Dataset items
>>>>

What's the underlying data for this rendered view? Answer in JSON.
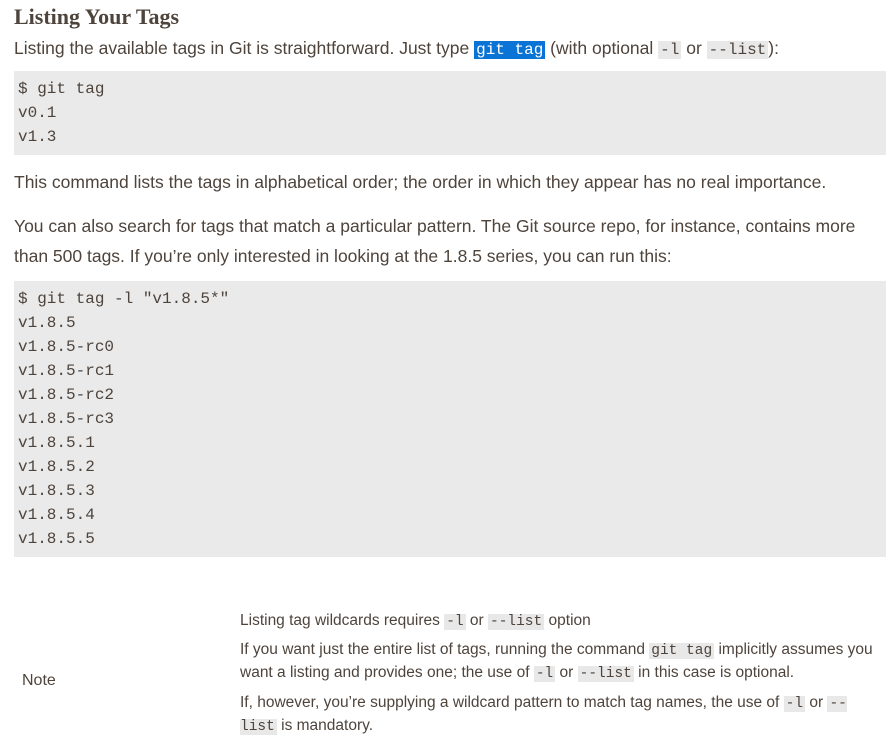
{
  "heading": "Listing Your Tags",
  "intro": {
    "text1": "Listing the available tags in Git is straightforward. Just type ",
    "code1": "git tag",
    "text2": " (with optional ",
    "code2": "-l",
    "text3": " or ",
    "code3": "--list",
    "text4": "):"
  },
  "code_block_1": [
    "$ git tag",
    "v0.1",
    "v1.3"
  ],
  "para_order": "This command lists the tags in alphabetical order; the order in which they appear has no real importance.",
  "para_search": "You can also search for tags that match a particular pattern. The Git source repo, for instance, contains more than 500 tags. If you’re only interested in looking at the 1.8.5 series, you can run this:",
  "code_block_2": [
    "$ git tag -l \"v1.8.5*\"",
    "v1.8.5",
    "v1.8.5-rc0",
    "v1.8.5-rc1",
    "v1.8.5-rc2",
    "v1.8.5-rc3",
    "v1.8.5.1",
    "v1.8.5.2",
    "v1.8.5.3",
    "v1.8.5.4",
    "v1.8.5.5"
  ],
  "note": {
    "label": "Note",
    "title_text1": "Listing tag wildcards requires ",
    "title_code1": "-l",
    "title_text2": " or ",
    "title_code2": "--list",
    "title_text3": " option",
    "p1_text1": "If you want just the entire list of tags, running the command ",
    "p1_code1": "git tag",
    "p1_text2": " implicitly assumes you want a listing and provides one; the use of ",
    "p1_code2": "-l",
    "p1_text3": " or ",
    "p1_code3": "--list",
    "p1_text4": " in this case is optional.",
    "p2_text1": "If, however, you’re supplying a wildcard pattern to match tag names, the use of ",
    "p2_code1": "-l",
    "p2_text2": " or ",
    "p2_code2": "--list",
    "p2_text3": " is mandatory."
  }
}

<<<<

**Goal of the exercise**
Wherever a line in the data above holds "pattern", copy that line.

**Exercise output**
  "para_search": "You can also search for tags that match a particular pattern. The Git source repo, for instance, contains more than 500 tags. If you’re only interested in looking at the 1.8.5 series, you can run this:",
    "p2_text1": "If, however, you’re supplying a wildcard pattern to match tag names, the use of ",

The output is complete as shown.